[MATERIAL SUPPLIED]
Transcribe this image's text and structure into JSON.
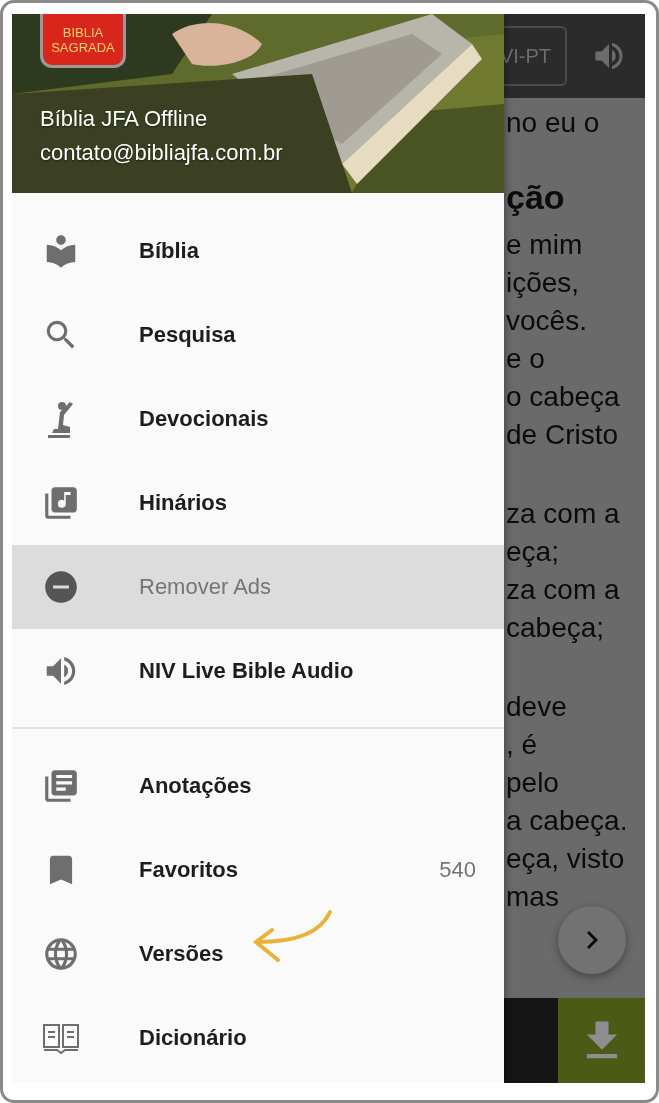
{
  "app_bar": {
    "version_button": "VI-PT"
  },
  "reader": {
    "intro_lines": [
      "no eu o"
    ],
    "heading": "ção",
    "paragraphs": [
      [
        "e mim",
        "ições,",
        "vocês.",
        "e o",
        "o cabeça",
        "de Cristo"
      ],
      [
        "za com a",
        "eça;",
        "za com a",
        "cabeça;"
      ],
      [
        "deve",
        ", é",
        "pelo",
        "a cabeça.",
        "eça, visto",
        "mas"
      ]
    ]
  },
  "drawer": {
    "logo": {
      "line_1": "BIBLIA",
      "line_2": "SAGRADA"
    },
    "app_name": "Bíblia JFA Offline",
    "email": "contato@bibliajfa.com.br",
    "sections": [
      {
        "items": [
          {
            "label": "Bíblia",
            "selected": false
          },
          {
            "label": "Pesquisa",
            "selected": false
          },
          {
            "label": "Devocionais",
            "selected": false
          },
          {
            "label": "Hinários",
            "selected": false
          },
          {
            "label": "Remover Ads",
            "selected": true
          },
          {
            "label": "NIV Live Bible Audio",
            "selected": false
          }
        ]
      },
      {
        "items": [
          {
            "label": "Anotações",
            "selected": false
          },
          {
            "label": "Favoritos",
            "selected": false,
            "count": "540"
          },
          {
            "label": "Versões",
            "selected": false,
            "pointer": true
          },
          {
            "label": "Dicionário",
            "selected": false
          }
        ]
      }
    ]
  }
}
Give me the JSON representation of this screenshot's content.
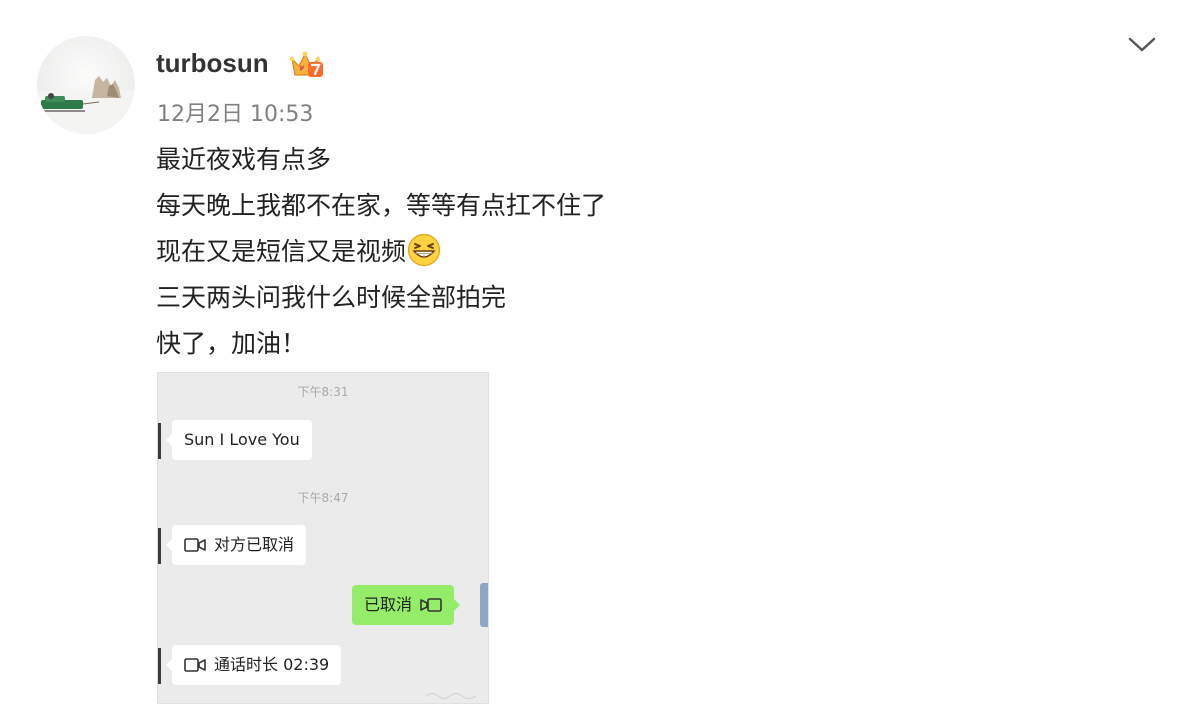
{
  "post": {
    "username": "turbosun",
    "timestamp": "12月2日 10:53",
    "lines": [
      "最近夜戏有点多",
      "每天晚上我都不在家，等等有点扛不住了",
      "现在又是短信又是视频",
      "三天两头问我什么时候全部拍完",
      "快了，加油！"
    ]
  },
  "icons": {
    "vip": "crown-vip-icon",
    "menu": "chevron-down-icon",
    "emoji": "grin-emoji-icon",
    "video": "video-camera-icon"
  },
  "chat": {
    "time1": "下午8:31",
    "msg1": "Sun I Love You",
    "time2": "下午8:47",
    "msg2": "对方已取消",
    "msg3": "已取消",
    "msg4": "通话时长 02:39"
  },
  "colors": {
    "username": "#333333",
    "timestamp": "#808080",
    "chat_bg": "#ebebeb",
    "bubble_self": "#95ec69",
    "vip_badge": "#f5a623"
  }
}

[WHAT TO DO] Look through the data and show every line containing "username".

[RESULT]
    "username": "turbosun",
    "username": "#333333",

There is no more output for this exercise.